OBJECTIVE A
In the text on transport requirements for MCUs, which transport is called the most common debug interface?

GIVEN TEXT
Transport Requirements

Since Unix sockets don't exist on MCUs, we need alternatives:

  1. Serial (UART/USB-CDC) - Most common debug interface
  2. TCP over Ethernet/WiFi - For networked MCUs (ESP32, STM32 with PHY)
  3. USB bulk endpoints - High-speed debug channel
  4. Shared memory - For coprocessor scenarios (rare)

Proposed Architecture

Phase 1: Core Abstractions (Foundation)

1.1 Transport Abstraction Layer

Create a trait to abstract over different transports:

/// Transport-agnostic connection interface
pub trait RemoteTransport: Send + 'static {
    /// Read one NDJSON line (blocking or async)
    async fn read_line(&mut self, buf: &mut [u8]) -> Result<usize, TransportError>;
    
    /// Write one NDJSON line (blocking or async)
    async fn write_line(&mut self, line: &[u8]) -> Result<(), TransportError>;
    
    /// Flush buffered writes
    async fn flush(&mut self) -> Result<(), TransportError>;
}

/// Error type for transport operations
#[derive(Debug, Clone)]
pub enum TransportError {
    IoError,
    BufferFull,
    Disconnected,
}

Implementations:

  • UdsTransport (std): Wraps tokio::net::UnixStream
  • SerialTransport (embedded): Wraps embassy_usb::UsbDevice or UART
  • TcpTransport (embedded): Wraps embassy_net::TcpSocket

1.2 Replace Standard Collections

Use heapless crate for fixed-size, stack-allocated collections:

// Before (std)
use std::collections::HashMap;
let subscriptions: HashMap<String, SubscriptionHandle> = HashMap::new();

// After (no_std)
use heapless::{FnvIndexMap, String};
const MAX_SUBSCRIPTIONS: usize = 8;
let subscriptions: FnvIndexMap<String<64>, SubscriptionHandle, MAX_SUBSCRIPTIONS> 
    = FnvIndexMap::new();

Changes needed:

  • HashMap<String, _>FnvIndexMap<String<N>, _, MAX>
  • Vec<T>Vec<T, MAX> (heapless)
  • PathBuf → Remove entirely (not needed on embedded)

1.3 String Management

Replace dynamic strings with fixed-size buffers:

// Configuration
use heapless::String;

pub struct AimxConfig<const MAX_RECORD_NAME_LEN: usize = 64> {
    // socket_path removed (not applicable)

OBJECTIVE B
Output the records word for word, starting at their first line and continuing through the line that contains "svg-text:0%: 0% [54, 634, 68, 645]", and nothing else.

EXCERPTED DATA
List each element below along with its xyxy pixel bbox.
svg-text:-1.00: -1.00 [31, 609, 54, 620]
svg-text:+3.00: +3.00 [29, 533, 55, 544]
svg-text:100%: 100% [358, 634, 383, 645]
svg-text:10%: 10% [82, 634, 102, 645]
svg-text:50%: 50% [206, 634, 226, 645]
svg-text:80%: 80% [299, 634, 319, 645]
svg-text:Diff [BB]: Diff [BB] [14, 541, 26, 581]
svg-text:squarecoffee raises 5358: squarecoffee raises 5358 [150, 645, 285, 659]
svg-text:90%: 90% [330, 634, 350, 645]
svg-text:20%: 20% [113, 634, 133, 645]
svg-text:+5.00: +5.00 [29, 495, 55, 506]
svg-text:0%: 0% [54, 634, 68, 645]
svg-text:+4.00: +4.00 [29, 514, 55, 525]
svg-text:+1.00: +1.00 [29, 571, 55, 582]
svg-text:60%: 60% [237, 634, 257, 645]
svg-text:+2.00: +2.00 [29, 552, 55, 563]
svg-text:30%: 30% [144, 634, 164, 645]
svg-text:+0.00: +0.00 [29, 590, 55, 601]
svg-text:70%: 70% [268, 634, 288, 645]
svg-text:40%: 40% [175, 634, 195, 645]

OUTPUT A
Serial (UART/USB-CDC)

OUTPUT B
List each element below along with its xyxy pixel bbox.
svg-text:-1.00: -1.00 [31, 609, 54, 620]
svg-text:+3.00: +3.00 [29, 533, 55, 544]
svg-text:100%: 100% [358, 634, 383, 645]
svg-text:10%: 10% [82, 634, 102, 645]
svg-text:50%: 50% [206, 634, 226, 645]
svg-text:80%: 80% [299, 634, 319, 645]
svg-text:Diff [BB]: Diff [BB] [14, 541, 26, 581]
svg-text:squarecoffee raises 5358: squarecoffee raises 5358 [150, 645, 285, 659]
svg-text:90%: 90% [330, 634, 350, 645]
svg-text:20%: 20% [113, 634, 133, 645]
svg-text:+5.00: +5.00 [29, 495, 55, 506]
svg-text:0%: 0% [54, 634, 68, 645]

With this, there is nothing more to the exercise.